-- Requirements --
Reproduce the listing below line for line, changing nothing.

-- Supplied records --
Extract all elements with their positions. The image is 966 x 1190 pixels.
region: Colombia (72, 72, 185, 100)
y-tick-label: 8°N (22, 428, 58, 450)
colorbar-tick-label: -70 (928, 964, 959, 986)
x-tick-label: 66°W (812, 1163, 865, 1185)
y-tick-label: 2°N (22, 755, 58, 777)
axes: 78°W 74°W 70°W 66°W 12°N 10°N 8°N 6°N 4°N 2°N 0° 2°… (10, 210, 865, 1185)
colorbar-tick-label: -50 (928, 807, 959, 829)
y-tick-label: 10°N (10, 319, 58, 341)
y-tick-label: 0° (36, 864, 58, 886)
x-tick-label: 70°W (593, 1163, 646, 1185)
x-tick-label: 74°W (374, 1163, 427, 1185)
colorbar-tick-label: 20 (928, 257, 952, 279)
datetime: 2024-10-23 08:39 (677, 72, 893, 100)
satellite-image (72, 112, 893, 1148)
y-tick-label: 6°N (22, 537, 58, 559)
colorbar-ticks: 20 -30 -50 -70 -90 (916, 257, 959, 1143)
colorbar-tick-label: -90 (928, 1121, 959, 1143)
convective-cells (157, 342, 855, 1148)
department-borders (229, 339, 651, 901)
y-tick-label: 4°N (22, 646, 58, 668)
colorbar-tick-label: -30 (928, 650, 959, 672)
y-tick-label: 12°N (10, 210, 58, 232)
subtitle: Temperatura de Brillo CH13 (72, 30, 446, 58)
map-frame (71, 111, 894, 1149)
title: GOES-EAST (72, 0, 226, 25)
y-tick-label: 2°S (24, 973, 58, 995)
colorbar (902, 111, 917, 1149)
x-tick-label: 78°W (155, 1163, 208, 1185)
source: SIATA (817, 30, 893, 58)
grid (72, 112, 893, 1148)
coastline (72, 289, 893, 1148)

-- Task output --
Extract all elements with their positions. The image is 966 x 1190 pixels.
region: Colombia (72, 72, 185, 100)
y-tick-label: 8°N (22, 428, 58, 450)
colorbar-tick-label: -70 (928, 964, 959, 986)
x-tick-label: 66°W (812, 1163, 865, 1185)
y-tick-label: 2°N (22, 755, 58, 777)
axes: 78°W 74°W 70°W 66°W 12°N 10°N 8°N 6°N 4°N 2°N 0° 2°… (10, 210, 865, 1185)
colorbar-tick-label: -50 (928, 807, 959, 829)
y-tick-label: 10°N (10, 319, 58, 341)
y-tick-label: 0° (36, 864, 58, 886)
x-tick-label: 70°W (593, 1163, 646, 1185)
x-tick-label: 74°W (374, 1163, 427, 1185)
colorbar-tick-label: 20 (928, 257, 952, 279)
datetime: 2024-10-23 08:39 (677, 72, 893, 100)
satellite-image (72, 112, 893, 1148)
y-tick-label: 6°N (22, 537, 58, 559)
colorbar-ticks: 20 -30 -50 -70 -90 (916, 257, 959, 1143)
colorbar-tick-label: -90 (928, 1121, 959, 1143)
convective-cells (157, 342, 855, 1148)
department-borders (229, 339, 651, 901)
y-tick-label: 4°N (22, 646, 58, 668)
colorbar-tick-label: -30 (928, 650, 959, 672)
y-tick-label: 12°N (10, 210, 58, 232)
subtitle: Temperatura de Brillo CH13 (72, 30, 446, 58)
map-frame (71, 111, 894, 1149)
title: GOES-EAST (72, 0, 226, 25)
y-tick-label: 2°S (24, 973, 58, 995)
colorbar (902, 111, 917, 1149)
x-tick-label: 78°W (155, 1163, 208, 1185)
source: SIATA (817, 30, 893, 58)
grid (72, 112, 893, 1148)
coastline (72, 289, 893, 1148)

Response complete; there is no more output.